---- EXERCISE MATERIAL

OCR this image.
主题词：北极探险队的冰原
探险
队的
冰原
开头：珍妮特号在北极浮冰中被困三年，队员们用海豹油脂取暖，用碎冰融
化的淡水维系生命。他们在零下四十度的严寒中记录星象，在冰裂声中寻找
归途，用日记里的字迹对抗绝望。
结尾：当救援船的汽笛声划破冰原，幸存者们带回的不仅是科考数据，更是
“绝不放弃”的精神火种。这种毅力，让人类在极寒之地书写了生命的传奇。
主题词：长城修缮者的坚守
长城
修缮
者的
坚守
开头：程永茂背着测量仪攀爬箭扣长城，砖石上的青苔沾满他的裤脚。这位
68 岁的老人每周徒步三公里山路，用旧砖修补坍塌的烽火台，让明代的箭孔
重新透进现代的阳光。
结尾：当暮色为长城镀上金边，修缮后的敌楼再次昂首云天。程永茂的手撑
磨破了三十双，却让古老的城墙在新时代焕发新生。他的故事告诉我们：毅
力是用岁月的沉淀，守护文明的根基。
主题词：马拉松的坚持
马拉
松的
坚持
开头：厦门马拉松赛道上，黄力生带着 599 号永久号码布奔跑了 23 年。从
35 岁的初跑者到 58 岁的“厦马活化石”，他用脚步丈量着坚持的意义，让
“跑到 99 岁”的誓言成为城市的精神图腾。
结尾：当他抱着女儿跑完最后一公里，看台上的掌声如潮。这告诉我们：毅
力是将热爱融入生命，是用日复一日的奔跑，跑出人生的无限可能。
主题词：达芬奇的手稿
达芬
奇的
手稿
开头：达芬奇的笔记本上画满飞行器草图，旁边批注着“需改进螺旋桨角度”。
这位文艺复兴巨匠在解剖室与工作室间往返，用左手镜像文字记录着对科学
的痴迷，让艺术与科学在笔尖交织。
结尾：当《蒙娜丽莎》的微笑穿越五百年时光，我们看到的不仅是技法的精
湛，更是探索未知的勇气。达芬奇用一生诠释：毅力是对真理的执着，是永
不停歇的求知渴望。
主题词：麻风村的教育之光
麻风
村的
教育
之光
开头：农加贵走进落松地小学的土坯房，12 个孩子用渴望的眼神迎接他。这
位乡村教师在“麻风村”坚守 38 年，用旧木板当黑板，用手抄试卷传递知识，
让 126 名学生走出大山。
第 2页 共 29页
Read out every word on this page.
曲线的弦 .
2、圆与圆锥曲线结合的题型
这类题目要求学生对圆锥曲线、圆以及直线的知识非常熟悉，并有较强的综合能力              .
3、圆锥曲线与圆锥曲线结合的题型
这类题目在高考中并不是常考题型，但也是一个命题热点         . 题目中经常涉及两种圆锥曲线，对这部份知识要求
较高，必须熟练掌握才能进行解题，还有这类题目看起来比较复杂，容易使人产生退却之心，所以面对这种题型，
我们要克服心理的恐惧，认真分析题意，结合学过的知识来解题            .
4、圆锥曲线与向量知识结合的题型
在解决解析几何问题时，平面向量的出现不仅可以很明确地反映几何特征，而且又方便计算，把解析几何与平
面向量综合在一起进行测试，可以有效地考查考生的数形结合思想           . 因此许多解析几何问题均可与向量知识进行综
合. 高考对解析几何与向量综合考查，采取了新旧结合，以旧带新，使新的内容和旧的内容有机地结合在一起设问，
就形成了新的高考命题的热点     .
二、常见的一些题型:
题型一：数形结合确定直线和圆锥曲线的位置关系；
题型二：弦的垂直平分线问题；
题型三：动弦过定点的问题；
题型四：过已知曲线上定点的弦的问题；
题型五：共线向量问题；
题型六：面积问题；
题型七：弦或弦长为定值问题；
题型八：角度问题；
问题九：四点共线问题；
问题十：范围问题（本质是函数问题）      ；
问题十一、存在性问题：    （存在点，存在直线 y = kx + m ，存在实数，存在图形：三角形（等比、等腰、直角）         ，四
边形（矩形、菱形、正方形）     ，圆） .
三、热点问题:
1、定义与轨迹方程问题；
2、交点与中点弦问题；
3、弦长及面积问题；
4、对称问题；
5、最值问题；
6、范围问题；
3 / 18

--------

TASK REQUIREMENTS ->
Your task is to retype all the records above with nothing left out.

WORKED ANSWER ->
OCR this image.
主题词：北极探险队的冰原
探险
队的
冰原
开头：珍妮特号在北极浮冰中被困三年，队员们用海豹油脂取暖，用碎冰融
化的淡水维系生命。他们在零下四十度的严寒中记录星象，在冰裂声中寻找
归途，用日记里的字迹对抗绝望。
结尾：当救援船的汽笛声划破冰原，幸存者们带回的不仅是科考数据，更是
“绝不放弃”的精神火种。这种毅力，让人类在极寒之地书写了生命的传奇。
主题词：长城修缮者的坚守
长城
修缮
者的
坚守
开头：程永茂背着测量仪攀爬箭扣长城，砖石上的青苔沾满他的裤脚。这位
68 岁的老人每周徒步三公里山路，用旧砖修补坍塌的烽火台，让明代的箭孔
重新透进现代的阳光。
结尾：当暮色为长城镀上金边，修缮后的敌楼再次昂首云天。程永茂的手撑
磨破了三十双，却让古老的城墙在新时代焕发新生。他的故事告诉我们：毅
力是用岁月的沉淀，守护文明的根基。
主题词：马拉松的坚持
马拉
松的
坚持
开头：厦门马拉松赛道上，黄力生带着 599 号永久号码布奔跑了 23 年。从
35 岁的初跑者到 58 岁的“厦马活化石”，他用脚步丈量着坚持的意义，让
“跑到 99 岁”的誓言成为城市的精神图腾。
结尾：当他抱着女儿跑完最后一公里，看台上的掌声如潮。这告诉我们：毅
力是将热爱融入生命，是用日复一日的奔跑，跑出人生的无限可能。
主题词：达芬奇的手稿
达芬
奇的
手稿
开头：达芬奇的笔记本上画满飞行器草图，旁边批注着“需改进螺旋桨角度”。
这位文艺复兴巨匠在解剖室与工作室间往返，用左手镜像文字记录着对科学
的痴迷，让艺术与科学在笔尖交织。
结尾：当《蒙娜丽莎》的微笑穿越五百年时光，我们看到的不仅是技法的精
湛，更是探索未知的勇气。达芬奇用一生诠释：毅力是对真理的执着，是永
不停歇的求知渴望。
主题词：麻风村的教育之光
麻风
村的
教育
之光
开头：农加贵走进落松地小学的土坯房，12 个孩子用渴望的眼神迎接他。这
位乡村教师在“麻风村”坚守 38 年，用旧木板当黑板，用手抄试卷传递知识，
让 126 名学生走出大山。
第 2页 共 29页
Read out every word on this page.
曲线的弦 .
2、圆与圆锥曲线结合的题型
这类题目要求学生对圆锥曲线、圆以及直线的知识非常熟悉，并有较强的综合能力              .
3、圆锥曲线与圆锥曲线结合的题型
这类题目在高考中并不是常考题型，但也是一个命题热点         . 题目中经常涉及两种圆锥曲线，对这部份知识要求
较高，必须熟练掌握才能进行解题，还有这类题目看起来比较复杂，容易使人产生退却之心，所以面对这种题型，
我们要克服心理的恐惧，认真分析题意，结合学过的知识来解题            .
4、圆锥曲线与向量知识结合的题型
在解决解析几何问题时，平面向量的出现不仅可以很明确地反映几何特征，而且又方便计算，把解析几何与平
面向量综合在一起进行测试，可以有效地考查考生的数形结合思想           . 因此许多解析几何问题均可与向量知识进行综
合. 高考对解析几何与向量综合考查，采取了新旧结合，以旧带新，使新的内容和旧的内容有机地结合在一起设问，
就形成了新的高考命题的热点     .
二、常见的一些题型:
题型一：数形结合确定直线和圆锥曲线的位置关系；
题型二：弦的垂直平分线问题；
题型三：动弦过定点的问题；
题型四：过已知曲线上定点的弦的问题；
题型五：共线向量问题；
题型六：面积问题；
题型七：弦或弦长为定值问题；
题型八：角度问题；
问题九：四点共线问题；
问题十：范围问题（本质是函数问题）      ；
问题十一、存在性问题：    （存在点，存在直线 y = kx + m ，存在实数，存在图形：三角形（等比、等腰、直角）         ，四
边形（矩形、菱形、正方形）     ，圆） .
三、热点问题:
1、定义与轨迹方程问题；
2、交点与中点弦问题；
3、弦长及面积问题；
4、对称问题；
5、最值问题；
6、范围问题；
3 / 18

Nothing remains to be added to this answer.